Each line below should be retyped exactly, with no pictures.
● ● ● ● ● ● ●
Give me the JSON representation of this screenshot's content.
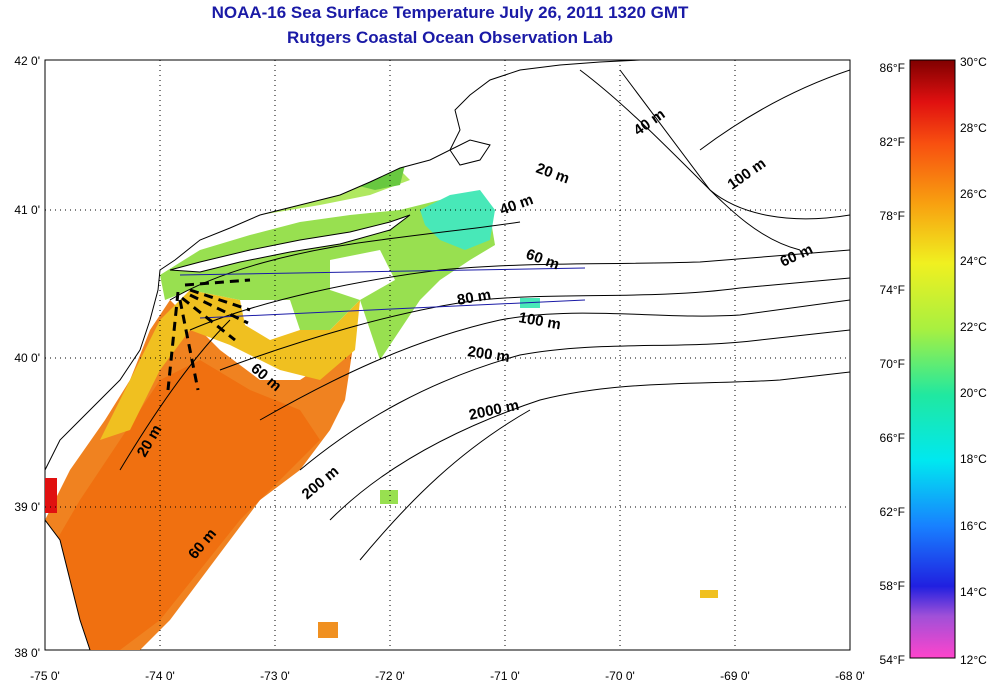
{
  "title": "NOAA-16 Sea Surface Temperature July 26, 2011 1320 GMT",
  "subtitle": "Rutgers Coastal Ocean Observation Lab",
  "lat_ticks": [
    "42 0'",
    "41 0'",
    "40 0'",
    "39 0'",
    "38 0'"
  ],
  "lon_ticks": [
    "-75 0'",
    "-74 0'",
    "-73 0'",
    "-72 0'",
    "-71 0'",
    "-70 0'",
    "-69 0'",
    "-68 0'"
  ],
  "isobath_labels": [
    "20 m",
    "40 m",
    "60 m",
    "80 m",
    "100 m",
    "200 m",
    "2000 m",
    "40 m",
    "100 m",
    "60 m",
    "60 m",
    "20 m",
    "200 m",
    "60 m"
  ],
  "colorbar": {
    "f_labels": [
      "86°F",
      "82°F",
      "78°F",
      "74°F",
      "70°F",
      "66°F",
      "62°F",
      "58°F",
      "54°F"
    ],
    "c_labels": [
      "30°C",
      "28°C",
      "26°C",
      "24°C",
      "22°C",
      "20°C",
      "18°C",
      "16°C",
      "14°C",
      "12°C"
    ]
  },
  "colors": {
    "title": "#1a1aa6",
    "land": "#ffffff",
    "cloud": "#ffffff",
    "warm": "#f07a14",
    "mid": "#a8e84a",
    "cool": "#38e8c8"
  }
}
● ● ● ● ● ● ●
THE RESPONSE:
Give me the JSON representation of this screenshot's content.
{
  "title": "NOAA-16 Sea Surface Temperature July 26, 2011 1320 GMT",
  "subtitle": "Rutgers Coastal Ocean Observation Lab",
  "lat_ticks": [
    "42 0'",
    "41 0'",
    "40 0'",
    "39 0'",
    "38 0'"
  ],
  "lon_ticks": [
    "-75 0'",
    "-74 0'",
    "-73 0'",
    "-72 0'",
    "-71 0'",
    "-70 0'",
    "-69 0'",
    "-68 0'"
  ],
  "isobath_labels": [
    "20 m",
    "40 m",
    "60 m",
    "80 m",
    "100 m",
    "200 m",
    "2000 m",
    "40 m",
    "100 m",
    "60 m",
    "60 m",
    "20 m",
    "200 m",
    "60 m"
  ],
  "colorbar": {
    "f_labels": [
      "86°F",
      "82°F",
      "78°F",
      "74°F",
      "70°F",
      "66°F",
      "62°F",
      "58°F",
      "54°F"
    ],
    "c_labels": [
      "30°C",
      "28°C",
      "26°C",
      "24°C",
      "22°C",
      "20°C",
      "18°C",
      "16°C",
      "14°C",
      "12°C"
    ]
  },
  "colors": {
    "title": "#1a1aa6",
    "land": "#ffffff",
    "cloud": "#ffffff",
    "warm": "#f07a14",
    "mid": "#a8e84a",
    "cool": "#38e8c8"
  }
}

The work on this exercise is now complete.